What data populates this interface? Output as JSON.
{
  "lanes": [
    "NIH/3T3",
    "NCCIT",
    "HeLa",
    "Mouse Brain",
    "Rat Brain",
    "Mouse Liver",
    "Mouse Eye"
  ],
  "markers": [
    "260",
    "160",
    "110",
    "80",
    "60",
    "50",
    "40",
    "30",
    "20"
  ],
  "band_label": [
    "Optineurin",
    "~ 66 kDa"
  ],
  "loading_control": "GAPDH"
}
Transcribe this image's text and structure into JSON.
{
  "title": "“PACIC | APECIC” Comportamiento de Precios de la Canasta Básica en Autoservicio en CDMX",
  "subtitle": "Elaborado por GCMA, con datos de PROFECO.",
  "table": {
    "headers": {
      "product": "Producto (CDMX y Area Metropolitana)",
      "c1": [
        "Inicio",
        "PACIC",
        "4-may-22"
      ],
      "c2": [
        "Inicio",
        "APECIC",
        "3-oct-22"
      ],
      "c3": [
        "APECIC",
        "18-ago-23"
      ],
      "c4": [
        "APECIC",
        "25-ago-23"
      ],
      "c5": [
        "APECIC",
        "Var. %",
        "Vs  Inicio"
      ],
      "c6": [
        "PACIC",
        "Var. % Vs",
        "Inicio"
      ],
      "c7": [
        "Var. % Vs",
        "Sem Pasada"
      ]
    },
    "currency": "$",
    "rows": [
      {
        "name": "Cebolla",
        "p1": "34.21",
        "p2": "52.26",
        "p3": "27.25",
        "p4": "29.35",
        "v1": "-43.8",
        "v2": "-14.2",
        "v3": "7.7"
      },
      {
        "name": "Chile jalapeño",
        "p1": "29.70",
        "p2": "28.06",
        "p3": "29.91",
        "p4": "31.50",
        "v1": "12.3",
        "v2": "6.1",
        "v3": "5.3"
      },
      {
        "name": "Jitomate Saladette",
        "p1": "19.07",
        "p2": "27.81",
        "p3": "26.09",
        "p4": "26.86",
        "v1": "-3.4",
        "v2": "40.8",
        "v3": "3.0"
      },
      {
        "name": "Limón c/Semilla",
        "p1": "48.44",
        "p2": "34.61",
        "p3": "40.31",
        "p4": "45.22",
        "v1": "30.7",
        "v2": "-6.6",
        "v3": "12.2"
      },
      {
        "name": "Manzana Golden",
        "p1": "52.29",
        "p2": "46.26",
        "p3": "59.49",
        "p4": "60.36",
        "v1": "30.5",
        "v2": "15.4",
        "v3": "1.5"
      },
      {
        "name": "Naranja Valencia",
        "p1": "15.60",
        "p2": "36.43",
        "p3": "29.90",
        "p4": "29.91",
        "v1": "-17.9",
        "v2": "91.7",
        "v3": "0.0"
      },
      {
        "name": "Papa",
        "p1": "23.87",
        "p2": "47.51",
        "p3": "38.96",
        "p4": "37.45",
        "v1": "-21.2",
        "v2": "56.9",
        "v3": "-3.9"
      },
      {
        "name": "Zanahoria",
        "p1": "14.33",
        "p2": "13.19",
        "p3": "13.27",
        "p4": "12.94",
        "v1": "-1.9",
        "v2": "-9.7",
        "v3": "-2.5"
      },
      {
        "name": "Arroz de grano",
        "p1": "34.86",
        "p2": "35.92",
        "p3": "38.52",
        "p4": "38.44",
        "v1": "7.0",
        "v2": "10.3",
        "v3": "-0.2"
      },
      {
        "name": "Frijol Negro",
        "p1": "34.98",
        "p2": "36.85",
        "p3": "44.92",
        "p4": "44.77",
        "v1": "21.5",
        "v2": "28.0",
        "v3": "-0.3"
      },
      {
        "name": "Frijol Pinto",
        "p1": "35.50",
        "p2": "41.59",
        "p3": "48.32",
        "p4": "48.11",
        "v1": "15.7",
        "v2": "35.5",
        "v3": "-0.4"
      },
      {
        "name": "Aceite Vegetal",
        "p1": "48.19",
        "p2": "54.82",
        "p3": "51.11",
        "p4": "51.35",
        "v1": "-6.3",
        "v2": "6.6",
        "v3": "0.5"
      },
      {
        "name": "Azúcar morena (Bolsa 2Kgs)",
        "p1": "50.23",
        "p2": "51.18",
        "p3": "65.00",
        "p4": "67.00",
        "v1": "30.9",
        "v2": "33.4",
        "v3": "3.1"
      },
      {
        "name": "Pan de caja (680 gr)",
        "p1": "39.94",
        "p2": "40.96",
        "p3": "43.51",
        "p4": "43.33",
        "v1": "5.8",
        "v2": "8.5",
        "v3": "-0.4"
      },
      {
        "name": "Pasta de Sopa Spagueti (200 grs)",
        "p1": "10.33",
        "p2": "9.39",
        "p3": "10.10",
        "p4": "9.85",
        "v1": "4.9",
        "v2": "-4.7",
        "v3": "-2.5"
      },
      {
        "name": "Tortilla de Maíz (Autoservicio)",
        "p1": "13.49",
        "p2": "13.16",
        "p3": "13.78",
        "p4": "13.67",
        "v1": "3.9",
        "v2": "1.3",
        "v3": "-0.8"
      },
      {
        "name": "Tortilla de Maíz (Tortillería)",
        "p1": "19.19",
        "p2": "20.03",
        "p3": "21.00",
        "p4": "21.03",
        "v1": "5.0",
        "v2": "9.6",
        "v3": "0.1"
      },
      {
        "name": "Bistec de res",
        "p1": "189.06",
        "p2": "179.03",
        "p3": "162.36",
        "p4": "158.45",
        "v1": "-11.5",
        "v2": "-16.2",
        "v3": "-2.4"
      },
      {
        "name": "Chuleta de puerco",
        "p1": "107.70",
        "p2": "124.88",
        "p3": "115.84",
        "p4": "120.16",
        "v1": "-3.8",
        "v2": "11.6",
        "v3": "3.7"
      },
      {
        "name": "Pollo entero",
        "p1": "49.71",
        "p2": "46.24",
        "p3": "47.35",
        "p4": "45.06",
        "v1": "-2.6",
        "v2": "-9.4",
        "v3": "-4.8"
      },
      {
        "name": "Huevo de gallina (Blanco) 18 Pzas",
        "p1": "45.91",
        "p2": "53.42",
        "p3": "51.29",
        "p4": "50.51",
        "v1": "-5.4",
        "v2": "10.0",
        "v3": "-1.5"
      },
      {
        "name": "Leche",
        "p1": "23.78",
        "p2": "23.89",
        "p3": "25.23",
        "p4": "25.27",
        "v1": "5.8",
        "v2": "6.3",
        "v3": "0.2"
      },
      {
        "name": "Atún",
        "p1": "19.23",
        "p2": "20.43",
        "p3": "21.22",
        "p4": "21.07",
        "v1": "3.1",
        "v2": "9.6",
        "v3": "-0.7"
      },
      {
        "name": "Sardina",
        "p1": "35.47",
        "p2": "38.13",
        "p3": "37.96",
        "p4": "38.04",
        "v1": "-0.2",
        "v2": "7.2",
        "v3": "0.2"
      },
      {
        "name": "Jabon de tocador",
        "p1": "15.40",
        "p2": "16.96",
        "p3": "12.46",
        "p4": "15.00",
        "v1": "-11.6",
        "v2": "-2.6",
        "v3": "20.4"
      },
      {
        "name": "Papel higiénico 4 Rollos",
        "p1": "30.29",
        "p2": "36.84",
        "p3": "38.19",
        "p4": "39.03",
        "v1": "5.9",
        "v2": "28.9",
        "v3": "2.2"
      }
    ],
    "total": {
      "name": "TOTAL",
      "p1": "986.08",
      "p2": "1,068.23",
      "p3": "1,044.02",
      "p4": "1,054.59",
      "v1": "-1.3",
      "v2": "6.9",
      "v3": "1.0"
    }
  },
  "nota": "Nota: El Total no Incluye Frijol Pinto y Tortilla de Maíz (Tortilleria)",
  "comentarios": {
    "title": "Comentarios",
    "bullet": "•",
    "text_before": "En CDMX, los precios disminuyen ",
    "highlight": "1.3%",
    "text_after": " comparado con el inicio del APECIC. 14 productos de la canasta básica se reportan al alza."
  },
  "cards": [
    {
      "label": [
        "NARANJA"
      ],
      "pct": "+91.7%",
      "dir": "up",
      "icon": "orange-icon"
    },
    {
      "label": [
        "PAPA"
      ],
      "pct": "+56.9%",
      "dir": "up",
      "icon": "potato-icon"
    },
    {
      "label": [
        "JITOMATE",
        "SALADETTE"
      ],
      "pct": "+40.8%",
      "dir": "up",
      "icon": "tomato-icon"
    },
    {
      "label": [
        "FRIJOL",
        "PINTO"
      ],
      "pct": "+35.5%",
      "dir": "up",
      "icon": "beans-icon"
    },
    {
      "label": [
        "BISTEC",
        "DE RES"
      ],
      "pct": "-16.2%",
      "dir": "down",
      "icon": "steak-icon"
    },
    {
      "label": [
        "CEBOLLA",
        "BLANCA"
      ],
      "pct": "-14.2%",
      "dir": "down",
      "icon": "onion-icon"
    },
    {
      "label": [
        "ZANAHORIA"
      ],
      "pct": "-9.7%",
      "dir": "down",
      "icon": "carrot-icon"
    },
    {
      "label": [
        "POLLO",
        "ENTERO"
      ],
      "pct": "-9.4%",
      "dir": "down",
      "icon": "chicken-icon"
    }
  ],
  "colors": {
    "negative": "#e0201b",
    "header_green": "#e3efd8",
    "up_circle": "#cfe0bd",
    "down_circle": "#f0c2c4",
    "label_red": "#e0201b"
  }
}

> **Direction**
Scan the listing above for the word "Maíz" and copy every line that holds it.

> **Result**
        "name": "Tortilla de Maíz (Autoservicio)",
        "name": "Tortilla de Maíz (Tortillería)",
  "nota": "Nota: El Total no Incluye Frijol Pinto y Tortilla de Maíz (Tortilleria)",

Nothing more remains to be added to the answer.